(Records from a data collection)
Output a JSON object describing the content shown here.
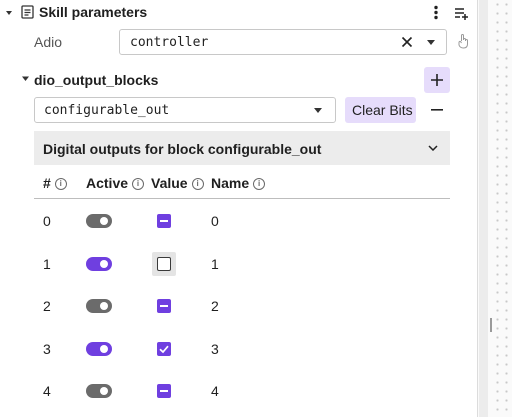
{
  "header": {
    "title": "Skill parameters"
  },
  "adio": {
    "label": "Adio",
    "value": "controller"
  },
  "blocks": {
    "title": "dio_output_blocks",
    "selected": "configurable_out",
    "clear_label": "Clear Bits"
  },
  "panel": {
    "title": "Digital outputs for block configurable_out"
  },
  "table": {
    "headers": {
      "index": "#",
      "active": "Active",
      "value": "Value",
      "name": "Name"
    },
    "rows": [
      {
        "index": "0",
        "active": false,
        "value": "indeterminate",
        "name": "0"
      },
      {
        "index": "1",
        "active": true,
        "value": "unchecked",
        "name": "1"
      },
      {
        "index": "2",
        "active": false,
        "value": "indeterminate",
        "name": "2"
      },
      {
        "index": "3",
        "active": true,
        "value": "checked",
        "name": "3"
      },
      {
        "index": "4",
        "active": false,
        "value": "indeterminate",
        "name": "4"
      }
    ]
  },
  "colors": {
    "accent": "#6f3fe0",
    "accent_soft": "#e6dcfb",
    "panel_bg": "#ececec"
  },
  "icons": {
    "collapse": "caret-down-icon",
    "document": "document-icon",
    "menu": "more-vertical-icon",
    "add_list": "playlist-add-icon",
    "clear": "close-icon",
    "dropdown": "caret-down-icon",
    "hand": "hand-pointer-icon",
    "add": "plus-icon",
    "remove": "minus-icon",
    "expand": "chevron-down-icon",
    "info": "info-icon"
  }
}
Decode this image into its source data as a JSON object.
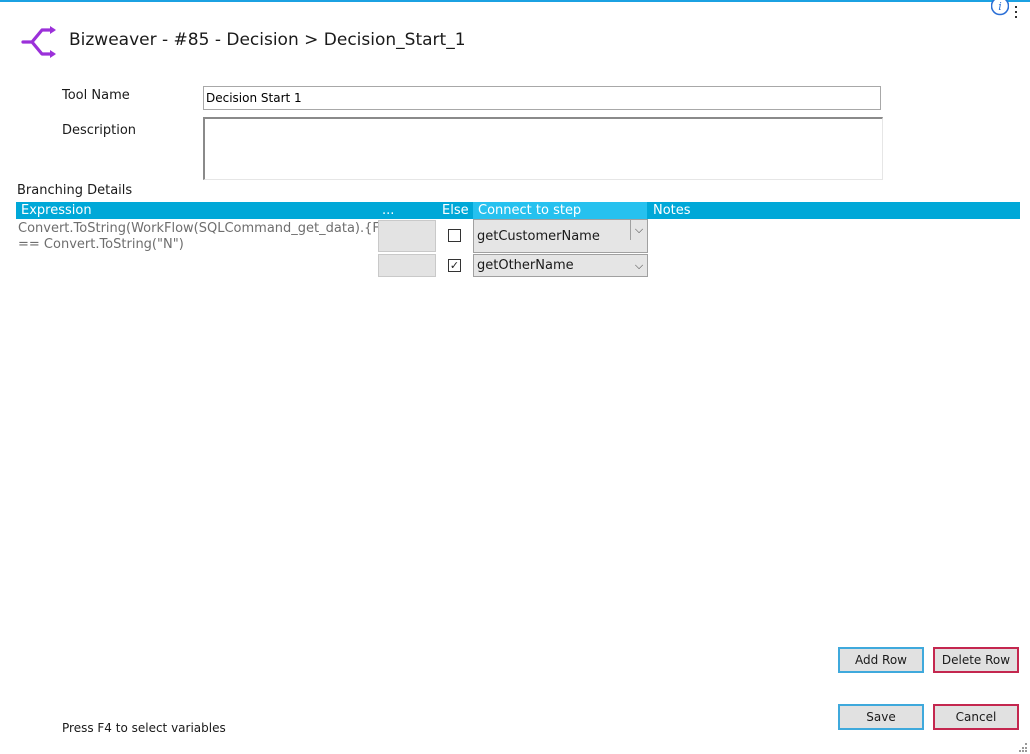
{
  "window": {
    "title": "Bizweaver - #85 - Decision > Decision_Start_1"
  },
  "icons": {
    "app": "decision-branch-icon",
    "info": "info-icon",
    "menu": "vertical-dots-icon"
  },
  "colors": {
    "accent": "#00a8d8",
    "header_highlight": "#26c1ef",
    "logo": "#9b30d9",
    "danger_border": "#c4274f",
    "primary_border": "#3fa9dc"
  },
  "form": {
    "tool_name_label": "Tool Name",
    "tool_name_value": "Decision Start 1",
    "description_label": "Description",
    "description_value": ""
  },
  "branching": {
    "label": "Branching Details",
    "columns": {
      "expression": "Expression",
      "dots": "...",
      "else": "Else",
      "connect": "Connect to step",
      "notes": "Notes"
    },
    "rows": [
      {
        "expression_line1": "Convert.ToString(WorkFlow(SQLCommand_get_data).{FIELD",
        "expression_line2": "== Convert.ToString(\"N\")",
        "else_checked": false,
        "else_mark": "",
        "connect_to": "getCustomerName"
      },
      {
        "expression_line1": "",
        "expression_line2": "",
        "else_checked": true,
        "else_mark": "✓",
        "connect_to": "getOtherName"
      }
    ]
  },
  "buttons": {
    "add_row": "Add Row",
    "delete_row": "Delete Row",
    "save": "Save",
    "cancel": "Cancel"
  },
  "status": {
    "hint": "Press F4 to select variables"
  }
}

• _What the task asks_
Lines containing the word "vertical" must all be returned from the material above.

• _Completed exercise_
    "menu": "more-vertical-icon",
    "menu": "vertical-dots-icon"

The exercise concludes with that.